--- START ---
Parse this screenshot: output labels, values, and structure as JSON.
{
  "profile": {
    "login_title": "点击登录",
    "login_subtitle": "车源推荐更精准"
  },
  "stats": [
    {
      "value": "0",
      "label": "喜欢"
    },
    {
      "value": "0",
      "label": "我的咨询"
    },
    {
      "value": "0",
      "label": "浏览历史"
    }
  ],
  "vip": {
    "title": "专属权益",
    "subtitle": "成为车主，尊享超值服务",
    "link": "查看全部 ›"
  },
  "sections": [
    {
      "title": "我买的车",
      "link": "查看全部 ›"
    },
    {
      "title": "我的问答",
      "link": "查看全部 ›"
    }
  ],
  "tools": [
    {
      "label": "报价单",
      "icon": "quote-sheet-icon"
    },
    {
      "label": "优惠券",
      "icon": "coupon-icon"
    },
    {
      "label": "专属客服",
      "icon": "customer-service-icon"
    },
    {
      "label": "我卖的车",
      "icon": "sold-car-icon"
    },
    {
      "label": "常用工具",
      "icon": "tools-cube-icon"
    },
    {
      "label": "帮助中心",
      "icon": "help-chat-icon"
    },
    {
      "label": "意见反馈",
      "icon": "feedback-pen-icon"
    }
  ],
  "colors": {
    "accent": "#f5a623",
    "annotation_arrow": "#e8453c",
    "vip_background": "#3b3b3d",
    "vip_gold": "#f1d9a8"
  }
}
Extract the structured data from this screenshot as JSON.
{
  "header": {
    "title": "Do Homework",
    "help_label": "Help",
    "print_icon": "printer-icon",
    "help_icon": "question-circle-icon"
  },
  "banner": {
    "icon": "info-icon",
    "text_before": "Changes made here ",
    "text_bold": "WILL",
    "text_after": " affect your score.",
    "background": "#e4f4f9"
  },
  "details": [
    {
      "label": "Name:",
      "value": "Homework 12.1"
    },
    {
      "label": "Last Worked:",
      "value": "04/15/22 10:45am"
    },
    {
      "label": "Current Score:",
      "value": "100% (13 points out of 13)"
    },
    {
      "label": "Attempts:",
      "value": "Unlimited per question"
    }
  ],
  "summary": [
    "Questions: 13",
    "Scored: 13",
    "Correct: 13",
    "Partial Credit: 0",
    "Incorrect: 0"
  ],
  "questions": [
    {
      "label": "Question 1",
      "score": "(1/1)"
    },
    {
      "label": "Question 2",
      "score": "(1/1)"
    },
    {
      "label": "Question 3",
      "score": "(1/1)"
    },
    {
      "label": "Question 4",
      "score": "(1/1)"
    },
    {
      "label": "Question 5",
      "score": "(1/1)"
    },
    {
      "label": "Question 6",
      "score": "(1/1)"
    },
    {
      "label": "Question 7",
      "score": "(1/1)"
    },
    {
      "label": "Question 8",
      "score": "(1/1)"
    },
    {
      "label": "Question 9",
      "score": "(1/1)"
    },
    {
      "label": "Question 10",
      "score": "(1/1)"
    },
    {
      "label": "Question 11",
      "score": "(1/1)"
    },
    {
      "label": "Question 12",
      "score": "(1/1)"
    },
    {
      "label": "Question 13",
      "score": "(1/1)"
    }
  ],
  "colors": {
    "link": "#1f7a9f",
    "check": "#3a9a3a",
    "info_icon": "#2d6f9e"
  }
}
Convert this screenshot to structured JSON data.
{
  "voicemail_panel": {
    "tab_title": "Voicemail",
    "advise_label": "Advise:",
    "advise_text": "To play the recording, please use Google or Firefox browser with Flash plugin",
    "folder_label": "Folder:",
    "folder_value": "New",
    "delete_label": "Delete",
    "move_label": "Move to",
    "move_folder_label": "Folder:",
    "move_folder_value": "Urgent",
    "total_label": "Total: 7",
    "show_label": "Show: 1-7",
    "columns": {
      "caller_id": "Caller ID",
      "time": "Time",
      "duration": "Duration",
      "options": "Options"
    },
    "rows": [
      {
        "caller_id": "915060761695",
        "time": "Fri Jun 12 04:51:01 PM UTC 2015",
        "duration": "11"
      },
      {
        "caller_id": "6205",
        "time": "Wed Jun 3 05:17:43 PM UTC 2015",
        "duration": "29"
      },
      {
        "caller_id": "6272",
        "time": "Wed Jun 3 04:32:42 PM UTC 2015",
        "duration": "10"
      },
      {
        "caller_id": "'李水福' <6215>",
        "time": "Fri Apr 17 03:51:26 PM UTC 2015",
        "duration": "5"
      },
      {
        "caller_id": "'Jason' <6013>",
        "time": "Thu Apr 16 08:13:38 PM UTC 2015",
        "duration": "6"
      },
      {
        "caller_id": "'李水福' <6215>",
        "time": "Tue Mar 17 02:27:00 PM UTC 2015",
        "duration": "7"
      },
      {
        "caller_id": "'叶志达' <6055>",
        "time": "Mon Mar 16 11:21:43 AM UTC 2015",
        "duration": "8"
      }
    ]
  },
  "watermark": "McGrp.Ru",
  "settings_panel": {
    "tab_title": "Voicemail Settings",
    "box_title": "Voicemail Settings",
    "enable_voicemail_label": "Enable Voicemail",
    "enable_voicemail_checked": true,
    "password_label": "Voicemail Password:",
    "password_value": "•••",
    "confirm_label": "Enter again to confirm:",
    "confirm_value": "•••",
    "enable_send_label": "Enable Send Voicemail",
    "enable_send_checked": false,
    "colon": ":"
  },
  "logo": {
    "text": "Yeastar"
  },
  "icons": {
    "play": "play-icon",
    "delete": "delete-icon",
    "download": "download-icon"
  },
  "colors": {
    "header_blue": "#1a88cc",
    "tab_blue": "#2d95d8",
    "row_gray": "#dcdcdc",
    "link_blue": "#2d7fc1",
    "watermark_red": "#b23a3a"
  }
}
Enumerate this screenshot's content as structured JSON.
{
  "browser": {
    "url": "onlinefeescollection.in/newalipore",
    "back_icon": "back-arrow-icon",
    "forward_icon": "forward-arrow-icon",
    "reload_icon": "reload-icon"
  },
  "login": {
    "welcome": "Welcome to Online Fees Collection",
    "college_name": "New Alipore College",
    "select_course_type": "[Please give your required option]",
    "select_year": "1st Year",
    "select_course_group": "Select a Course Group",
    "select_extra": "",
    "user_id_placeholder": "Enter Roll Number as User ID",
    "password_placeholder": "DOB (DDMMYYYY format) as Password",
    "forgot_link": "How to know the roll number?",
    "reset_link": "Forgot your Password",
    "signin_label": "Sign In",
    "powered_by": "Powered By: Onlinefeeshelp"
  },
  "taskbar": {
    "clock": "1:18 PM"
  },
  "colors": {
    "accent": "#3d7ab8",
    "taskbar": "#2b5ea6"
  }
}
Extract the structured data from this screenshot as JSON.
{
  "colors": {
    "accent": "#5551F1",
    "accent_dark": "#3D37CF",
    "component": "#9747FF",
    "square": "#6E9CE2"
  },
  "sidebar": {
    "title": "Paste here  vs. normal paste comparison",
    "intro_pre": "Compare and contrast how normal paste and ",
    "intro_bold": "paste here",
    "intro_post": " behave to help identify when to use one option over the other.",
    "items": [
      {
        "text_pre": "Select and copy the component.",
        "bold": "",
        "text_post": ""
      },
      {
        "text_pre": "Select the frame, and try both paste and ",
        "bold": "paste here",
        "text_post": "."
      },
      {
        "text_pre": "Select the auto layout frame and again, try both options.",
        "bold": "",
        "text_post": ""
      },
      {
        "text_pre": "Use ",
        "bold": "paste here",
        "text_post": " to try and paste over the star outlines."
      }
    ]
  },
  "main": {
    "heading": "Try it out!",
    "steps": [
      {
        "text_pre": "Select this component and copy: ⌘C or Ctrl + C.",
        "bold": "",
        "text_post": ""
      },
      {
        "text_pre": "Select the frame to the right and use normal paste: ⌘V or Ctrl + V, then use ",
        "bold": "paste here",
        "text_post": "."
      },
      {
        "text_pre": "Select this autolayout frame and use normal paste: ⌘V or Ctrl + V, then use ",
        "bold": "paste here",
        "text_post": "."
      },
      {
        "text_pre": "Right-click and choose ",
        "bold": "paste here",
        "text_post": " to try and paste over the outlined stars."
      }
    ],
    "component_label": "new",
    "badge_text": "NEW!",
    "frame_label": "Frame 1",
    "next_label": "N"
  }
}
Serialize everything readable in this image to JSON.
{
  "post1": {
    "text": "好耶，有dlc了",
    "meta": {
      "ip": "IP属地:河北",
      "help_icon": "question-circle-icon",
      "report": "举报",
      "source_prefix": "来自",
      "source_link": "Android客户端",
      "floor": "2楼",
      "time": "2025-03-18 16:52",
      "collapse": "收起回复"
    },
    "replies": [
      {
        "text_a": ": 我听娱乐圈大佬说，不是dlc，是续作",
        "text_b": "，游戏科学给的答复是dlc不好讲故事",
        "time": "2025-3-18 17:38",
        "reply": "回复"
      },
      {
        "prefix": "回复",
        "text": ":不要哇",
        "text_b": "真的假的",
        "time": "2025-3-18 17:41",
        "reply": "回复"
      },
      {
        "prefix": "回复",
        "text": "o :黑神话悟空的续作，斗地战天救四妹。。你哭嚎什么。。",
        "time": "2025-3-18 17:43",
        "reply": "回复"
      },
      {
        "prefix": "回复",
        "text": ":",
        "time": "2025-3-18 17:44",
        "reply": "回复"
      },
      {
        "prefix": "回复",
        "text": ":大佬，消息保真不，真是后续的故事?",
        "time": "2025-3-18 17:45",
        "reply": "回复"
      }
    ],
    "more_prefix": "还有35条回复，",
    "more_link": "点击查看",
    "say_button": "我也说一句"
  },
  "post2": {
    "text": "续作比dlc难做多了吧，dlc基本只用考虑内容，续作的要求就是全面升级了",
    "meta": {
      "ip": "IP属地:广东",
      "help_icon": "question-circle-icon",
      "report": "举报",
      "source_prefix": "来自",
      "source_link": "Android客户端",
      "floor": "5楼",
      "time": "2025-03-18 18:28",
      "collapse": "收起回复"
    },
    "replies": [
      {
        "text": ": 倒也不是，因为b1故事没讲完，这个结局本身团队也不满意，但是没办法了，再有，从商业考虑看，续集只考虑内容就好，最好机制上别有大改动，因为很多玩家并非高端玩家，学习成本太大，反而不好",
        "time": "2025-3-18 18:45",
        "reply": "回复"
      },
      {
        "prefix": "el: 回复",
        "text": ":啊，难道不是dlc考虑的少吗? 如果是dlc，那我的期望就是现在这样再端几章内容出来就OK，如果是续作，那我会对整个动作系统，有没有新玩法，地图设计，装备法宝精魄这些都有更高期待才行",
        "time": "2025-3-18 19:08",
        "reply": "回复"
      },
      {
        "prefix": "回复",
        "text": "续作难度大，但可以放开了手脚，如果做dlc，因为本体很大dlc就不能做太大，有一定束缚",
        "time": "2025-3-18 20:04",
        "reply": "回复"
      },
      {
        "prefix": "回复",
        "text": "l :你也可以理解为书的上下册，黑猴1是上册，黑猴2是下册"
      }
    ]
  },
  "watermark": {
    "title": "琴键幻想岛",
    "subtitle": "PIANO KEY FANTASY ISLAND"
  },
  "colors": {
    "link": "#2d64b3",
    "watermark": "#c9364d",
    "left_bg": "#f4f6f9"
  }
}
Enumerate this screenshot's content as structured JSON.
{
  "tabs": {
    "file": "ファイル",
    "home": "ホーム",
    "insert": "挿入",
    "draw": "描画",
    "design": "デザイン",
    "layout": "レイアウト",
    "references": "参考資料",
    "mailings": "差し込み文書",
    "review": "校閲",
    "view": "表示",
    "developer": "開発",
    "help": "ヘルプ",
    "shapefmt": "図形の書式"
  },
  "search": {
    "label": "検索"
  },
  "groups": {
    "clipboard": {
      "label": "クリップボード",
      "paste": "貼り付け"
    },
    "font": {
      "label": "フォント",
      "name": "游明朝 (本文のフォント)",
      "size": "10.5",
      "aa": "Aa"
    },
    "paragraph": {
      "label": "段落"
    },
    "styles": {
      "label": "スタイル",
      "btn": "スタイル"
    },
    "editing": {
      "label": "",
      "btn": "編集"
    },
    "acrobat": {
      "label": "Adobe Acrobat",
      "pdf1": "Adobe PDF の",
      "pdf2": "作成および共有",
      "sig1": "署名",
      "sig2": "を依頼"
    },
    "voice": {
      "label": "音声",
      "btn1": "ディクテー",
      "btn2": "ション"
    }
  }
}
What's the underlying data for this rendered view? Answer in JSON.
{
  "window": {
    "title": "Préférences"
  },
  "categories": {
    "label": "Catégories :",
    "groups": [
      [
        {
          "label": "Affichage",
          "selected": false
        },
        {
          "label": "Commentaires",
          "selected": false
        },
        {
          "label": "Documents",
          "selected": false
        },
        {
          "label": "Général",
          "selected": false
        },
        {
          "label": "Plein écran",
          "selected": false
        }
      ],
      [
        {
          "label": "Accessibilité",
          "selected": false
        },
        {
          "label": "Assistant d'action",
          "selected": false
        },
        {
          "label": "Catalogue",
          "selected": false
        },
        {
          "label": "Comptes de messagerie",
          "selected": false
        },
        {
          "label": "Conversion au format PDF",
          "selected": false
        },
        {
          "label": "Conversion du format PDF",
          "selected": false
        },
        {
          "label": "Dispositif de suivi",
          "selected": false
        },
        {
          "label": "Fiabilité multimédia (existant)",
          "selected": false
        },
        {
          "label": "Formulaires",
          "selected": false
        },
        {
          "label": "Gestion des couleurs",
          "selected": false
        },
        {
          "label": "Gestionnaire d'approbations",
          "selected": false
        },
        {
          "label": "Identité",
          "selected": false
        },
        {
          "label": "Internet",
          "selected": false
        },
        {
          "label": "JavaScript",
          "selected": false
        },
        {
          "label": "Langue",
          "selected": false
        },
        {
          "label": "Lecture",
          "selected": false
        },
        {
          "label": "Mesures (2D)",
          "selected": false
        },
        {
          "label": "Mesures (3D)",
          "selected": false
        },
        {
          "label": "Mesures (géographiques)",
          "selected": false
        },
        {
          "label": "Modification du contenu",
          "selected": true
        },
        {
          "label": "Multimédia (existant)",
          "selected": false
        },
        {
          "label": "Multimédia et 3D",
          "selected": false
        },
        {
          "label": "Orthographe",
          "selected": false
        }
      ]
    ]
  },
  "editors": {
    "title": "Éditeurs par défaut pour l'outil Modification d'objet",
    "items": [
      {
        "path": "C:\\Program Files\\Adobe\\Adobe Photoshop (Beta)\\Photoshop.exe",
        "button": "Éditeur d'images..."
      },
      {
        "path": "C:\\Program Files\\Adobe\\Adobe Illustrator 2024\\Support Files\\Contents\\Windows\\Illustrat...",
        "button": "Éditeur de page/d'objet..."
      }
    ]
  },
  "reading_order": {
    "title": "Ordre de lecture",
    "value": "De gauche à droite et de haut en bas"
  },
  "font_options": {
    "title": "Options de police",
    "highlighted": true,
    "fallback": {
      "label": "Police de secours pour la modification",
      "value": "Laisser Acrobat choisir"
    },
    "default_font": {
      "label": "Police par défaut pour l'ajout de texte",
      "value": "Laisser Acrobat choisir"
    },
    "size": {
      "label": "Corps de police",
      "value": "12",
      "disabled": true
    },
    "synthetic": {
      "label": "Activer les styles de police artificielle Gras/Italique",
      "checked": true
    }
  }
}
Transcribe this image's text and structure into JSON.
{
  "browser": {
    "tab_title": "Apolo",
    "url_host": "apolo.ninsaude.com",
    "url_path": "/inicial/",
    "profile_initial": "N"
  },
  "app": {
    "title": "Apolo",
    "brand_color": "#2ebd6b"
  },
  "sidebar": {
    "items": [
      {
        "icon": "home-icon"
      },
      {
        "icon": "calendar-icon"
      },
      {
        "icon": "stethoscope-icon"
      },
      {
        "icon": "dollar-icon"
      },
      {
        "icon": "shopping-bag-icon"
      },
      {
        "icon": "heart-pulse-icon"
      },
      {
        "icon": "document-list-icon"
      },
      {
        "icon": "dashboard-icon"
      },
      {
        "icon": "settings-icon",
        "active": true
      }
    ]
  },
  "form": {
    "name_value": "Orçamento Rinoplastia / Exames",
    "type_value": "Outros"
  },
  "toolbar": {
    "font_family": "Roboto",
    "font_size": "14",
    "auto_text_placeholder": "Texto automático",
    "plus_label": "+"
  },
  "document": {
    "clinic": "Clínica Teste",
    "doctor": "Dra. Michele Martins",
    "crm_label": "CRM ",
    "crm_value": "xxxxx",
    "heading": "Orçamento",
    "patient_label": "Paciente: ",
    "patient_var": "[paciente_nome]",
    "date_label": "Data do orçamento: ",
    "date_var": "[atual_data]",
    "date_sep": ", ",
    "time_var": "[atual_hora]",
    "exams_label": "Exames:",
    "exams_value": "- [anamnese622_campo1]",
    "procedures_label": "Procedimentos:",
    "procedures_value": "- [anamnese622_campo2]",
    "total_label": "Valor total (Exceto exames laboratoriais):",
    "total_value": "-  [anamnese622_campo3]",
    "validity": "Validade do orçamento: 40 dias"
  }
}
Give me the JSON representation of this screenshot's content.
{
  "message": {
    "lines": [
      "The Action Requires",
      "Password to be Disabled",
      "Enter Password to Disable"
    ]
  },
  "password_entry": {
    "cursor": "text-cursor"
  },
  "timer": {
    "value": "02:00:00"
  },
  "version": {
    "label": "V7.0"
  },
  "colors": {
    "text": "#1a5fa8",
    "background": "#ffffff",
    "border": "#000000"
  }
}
--- END ---
> [Exercise details]: Track down every line of the material containing the string "Ctrl", and copy it.

> [Completed exercise]:
        "text_pre": "Select this component and copy: ⌘C or Ctrl + C.",
        "text_pre": "Select the frame to the right and use normal paste: ⌘V or Ctrl + V, then use ",
        "text_pre": "Select this autolayout frame and use normal paste: ⌘V or Ctrl + V, then use ",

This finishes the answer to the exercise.